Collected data
====================

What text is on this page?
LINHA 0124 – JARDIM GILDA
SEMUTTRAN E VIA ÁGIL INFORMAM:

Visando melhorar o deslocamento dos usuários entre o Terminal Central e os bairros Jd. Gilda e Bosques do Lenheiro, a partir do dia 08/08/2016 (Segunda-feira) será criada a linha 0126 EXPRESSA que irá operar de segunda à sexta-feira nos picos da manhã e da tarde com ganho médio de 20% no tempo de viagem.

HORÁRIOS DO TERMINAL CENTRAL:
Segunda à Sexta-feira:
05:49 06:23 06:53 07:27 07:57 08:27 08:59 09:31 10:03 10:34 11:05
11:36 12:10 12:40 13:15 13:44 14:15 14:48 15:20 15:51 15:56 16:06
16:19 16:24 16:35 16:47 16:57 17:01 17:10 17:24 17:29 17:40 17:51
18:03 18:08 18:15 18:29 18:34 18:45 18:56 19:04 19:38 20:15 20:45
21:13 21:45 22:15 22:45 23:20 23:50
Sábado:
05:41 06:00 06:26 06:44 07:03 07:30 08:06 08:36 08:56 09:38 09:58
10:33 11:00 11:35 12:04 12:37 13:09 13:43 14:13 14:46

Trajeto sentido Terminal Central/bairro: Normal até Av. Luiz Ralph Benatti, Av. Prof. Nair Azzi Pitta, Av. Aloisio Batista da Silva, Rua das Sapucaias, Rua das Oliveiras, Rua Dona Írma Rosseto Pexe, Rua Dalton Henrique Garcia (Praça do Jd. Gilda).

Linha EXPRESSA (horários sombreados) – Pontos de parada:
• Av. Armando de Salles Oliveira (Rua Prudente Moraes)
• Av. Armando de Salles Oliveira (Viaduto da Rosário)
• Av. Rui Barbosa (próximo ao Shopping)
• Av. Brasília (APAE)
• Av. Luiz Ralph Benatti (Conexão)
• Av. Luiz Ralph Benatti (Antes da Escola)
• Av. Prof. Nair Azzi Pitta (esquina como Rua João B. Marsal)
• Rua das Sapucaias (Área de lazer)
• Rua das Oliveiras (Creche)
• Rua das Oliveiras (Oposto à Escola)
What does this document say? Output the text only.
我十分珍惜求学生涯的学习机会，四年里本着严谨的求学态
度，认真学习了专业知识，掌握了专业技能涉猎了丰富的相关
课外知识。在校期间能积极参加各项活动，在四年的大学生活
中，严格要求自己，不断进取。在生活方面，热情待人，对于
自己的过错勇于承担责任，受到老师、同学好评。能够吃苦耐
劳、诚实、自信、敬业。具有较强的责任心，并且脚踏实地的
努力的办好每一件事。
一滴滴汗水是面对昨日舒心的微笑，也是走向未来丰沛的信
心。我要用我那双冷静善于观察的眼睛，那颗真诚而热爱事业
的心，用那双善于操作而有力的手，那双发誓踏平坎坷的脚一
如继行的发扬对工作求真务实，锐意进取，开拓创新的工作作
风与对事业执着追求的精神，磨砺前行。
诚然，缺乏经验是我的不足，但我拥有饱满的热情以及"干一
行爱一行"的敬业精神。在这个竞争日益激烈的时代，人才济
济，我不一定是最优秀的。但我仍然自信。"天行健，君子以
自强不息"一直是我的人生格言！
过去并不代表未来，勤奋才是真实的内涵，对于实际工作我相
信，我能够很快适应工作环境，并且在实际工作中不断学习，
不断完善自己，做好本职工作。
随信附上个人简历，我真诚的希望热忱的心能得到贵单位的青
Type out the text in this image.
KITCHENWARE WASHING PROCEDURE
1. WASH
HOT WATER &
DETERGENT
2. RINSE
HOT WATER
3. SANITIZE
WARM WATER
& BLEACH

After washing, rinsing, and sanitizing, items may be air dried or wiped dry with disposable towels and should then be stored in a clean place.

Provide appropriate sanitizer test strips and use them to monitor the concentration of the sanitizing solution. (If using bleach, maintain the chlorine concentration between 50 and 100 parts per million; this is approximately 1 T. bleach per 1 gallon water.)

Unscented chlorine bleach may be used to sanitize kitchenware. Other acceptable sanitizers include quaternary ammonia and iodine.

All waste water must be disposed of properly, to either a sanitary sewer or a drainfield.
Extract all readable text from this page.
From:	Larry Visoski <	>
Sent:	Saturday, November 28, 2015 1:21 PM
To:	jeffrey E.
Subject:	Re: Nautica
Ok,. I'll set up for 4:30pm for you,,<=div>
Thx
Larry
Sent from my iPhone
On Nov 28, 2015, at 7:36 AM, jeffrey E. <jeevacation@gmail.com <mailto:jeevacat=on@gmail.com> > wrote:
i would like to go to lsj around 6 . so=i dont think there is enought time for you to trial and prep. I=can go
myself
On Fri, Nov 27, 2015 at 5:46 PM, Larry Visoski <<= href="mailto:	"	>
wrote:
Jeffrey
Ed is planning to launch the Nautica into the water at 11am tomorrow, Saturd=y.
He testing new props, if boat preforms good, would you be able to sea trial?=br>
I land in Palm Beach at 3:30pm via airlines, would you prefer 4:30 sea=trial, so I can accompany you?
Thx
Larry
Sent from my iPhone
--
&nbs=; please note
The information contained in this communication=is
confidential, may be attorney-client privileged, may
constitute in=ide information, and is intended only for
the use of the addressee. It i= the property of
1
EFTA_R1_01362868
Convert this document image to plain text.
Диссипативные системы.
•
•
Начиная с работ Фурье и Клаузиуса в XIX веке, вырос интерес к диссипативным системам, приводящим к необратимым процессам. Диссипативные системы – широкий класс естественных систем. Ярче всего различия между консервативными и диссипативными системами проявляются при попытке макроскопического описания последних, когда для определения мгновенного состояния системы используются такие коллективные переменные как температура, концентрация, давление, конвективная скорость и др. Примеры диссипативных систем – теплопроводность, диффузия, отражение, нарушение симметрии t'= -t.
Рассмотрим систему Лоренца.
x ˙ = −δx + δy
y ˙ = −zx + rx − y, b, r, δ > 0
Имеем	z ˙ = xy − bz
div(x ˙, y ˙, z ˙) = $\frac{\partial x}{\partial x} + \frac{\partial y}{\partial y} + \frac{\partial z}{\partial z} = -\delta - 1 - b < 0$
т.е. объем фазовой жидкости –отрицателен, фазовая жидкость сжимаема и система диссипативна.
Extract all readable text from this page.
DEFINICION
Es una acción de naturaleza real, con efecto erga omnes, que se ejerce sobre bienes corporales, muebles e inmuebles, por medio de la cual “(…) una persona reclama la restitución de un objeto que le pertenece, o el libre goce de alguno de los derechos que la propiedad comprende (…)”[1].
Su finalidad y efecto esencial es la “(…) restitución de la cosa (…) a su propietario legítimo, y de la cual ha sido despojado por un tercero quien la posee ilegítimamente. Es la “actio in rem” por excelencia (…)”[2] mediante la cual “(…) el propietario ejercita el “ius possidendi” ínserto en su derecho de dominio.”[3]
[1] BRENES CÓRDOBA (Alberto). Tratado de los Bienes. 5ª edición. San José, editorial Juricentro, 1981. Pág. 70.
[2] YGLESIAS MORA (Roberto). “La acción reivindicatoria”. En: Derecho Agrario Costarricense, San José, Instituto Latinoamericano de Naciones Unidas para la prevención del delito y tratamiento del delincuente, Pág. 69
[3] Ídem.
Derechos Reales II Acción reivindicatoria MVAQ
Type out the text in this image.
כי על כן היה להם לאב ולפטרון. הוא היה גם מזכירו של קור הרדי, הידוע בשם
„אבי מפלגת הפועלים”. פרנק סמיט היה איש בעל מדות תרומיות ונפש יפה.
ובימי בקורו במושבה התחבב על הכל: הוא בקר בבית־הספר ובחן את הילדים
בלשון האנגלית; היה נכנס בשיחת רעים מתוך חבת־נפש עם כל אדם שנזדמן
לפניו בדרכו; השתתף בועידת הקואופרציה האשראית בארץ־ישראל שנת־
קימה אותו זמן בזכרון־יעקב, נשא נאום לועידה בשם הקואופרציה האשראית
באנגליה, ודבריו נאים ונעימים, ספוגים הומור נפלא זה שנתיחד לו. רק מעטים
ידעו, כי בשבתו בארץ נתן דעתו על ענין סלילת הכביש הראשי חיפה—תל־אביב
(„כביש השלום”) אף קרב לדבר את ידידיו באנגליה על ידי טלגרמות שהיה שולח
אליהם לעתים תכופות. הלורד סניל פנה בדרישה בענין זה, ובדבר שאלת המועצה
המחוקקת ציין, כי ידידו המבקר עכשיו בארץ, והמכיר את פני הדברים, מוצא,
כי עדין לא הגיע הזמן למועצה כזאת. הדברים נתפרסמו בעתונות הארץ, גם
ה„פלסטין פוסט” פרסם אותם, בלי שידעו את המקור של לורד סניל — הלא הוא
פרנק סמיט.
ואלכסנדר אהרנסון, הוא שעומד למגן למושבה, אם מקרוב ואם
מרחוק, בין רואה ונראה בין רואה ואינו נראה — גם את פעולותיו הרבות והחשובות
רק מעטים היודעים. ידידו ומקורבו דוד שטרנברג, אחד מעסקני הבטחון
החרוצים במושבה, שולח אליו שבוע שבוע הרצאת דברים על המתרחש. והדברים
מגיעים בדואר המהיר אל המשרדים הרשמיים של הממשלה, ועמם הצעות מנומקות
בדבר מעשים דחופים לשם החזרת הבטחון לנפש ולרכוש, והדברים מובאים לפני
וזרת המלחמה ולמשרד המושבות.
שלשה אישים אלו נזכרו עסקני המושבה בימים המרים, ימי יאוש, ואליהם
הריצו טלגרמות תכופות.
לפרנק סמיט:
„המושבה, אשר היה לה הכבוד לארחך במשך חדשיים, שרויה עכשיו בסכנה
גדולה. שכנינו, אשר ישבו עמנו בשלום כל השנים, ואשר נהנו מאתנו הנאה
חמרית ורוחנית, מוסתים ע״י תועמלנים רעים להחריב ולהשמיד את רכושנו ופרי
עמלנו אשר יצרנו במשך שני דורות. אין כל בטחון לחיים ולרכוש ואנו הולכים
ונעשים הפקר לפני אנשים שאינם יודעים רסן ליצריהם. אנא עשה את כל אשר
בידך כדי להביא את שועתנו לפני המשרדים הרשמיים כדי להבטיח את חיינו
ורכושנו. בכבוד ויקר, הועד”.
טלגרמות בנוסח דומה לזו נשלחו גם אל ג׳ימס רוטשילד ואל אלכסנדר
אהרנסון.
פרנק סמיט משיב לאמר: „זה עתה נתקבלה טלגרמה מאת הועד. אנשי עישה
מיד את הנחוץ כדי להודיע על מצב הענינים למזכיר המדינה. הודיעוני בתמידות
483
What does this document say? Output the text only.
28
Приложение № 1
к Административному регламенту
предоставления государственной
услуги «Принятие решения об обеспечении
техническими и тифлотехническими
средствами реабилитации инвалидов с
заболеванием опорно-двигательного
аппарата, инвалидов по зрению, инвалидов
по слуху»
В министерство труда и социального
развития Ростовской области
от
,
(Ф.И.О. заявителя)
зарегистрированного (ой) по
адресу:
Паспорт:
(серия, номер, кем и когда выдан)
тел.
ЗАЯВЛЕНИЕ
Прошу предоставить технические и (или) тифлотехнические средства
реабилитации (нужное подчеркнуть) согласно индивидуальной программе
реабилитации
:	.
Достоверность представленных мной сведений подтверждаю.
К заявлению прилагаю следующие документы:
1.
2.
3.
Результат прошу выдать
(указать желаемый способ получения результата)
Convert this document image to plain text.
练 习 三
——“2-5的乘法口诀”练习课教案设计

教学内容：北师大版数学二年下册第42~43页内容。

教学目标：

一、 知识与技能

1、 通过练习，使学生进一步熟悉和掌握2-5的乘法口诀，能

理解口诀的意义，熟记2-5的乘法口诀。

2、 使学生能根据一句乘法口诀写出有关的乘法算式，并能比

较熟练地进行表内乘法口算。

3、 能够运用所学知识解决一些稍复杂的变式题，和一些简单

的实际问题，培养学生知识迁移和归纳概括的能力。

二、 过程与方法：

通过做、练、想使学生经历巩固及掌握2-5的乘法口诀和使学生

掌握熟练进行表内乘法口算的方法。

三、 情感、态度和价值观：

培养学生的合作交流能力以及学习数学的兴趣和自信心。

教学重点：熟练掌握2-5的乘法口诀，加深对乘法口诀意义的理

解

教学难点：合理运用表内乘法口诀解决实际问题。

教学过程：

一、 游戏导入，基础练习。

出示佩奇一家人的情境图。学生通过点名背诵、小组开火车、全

====================

**Work required:** Pick out the lines above that hold the string "EXPRESSA" and show them.

**In response:**
Visando melhorar o deslocamento dos usuários entre o Terminal Central e os bairros Jd. Gilda e Bosques do Lenheiro, a partir do dia 08/08/2016 (Segunda-feira) será criada a linha 0126 EXPRESSA que irá operar de segunda à sexta-feira nos picos da manhã e da tarde com ganho médio de 20% no tempo de viagem.
Linha EXPRESSA (horários sombreados) – Pontos de parada:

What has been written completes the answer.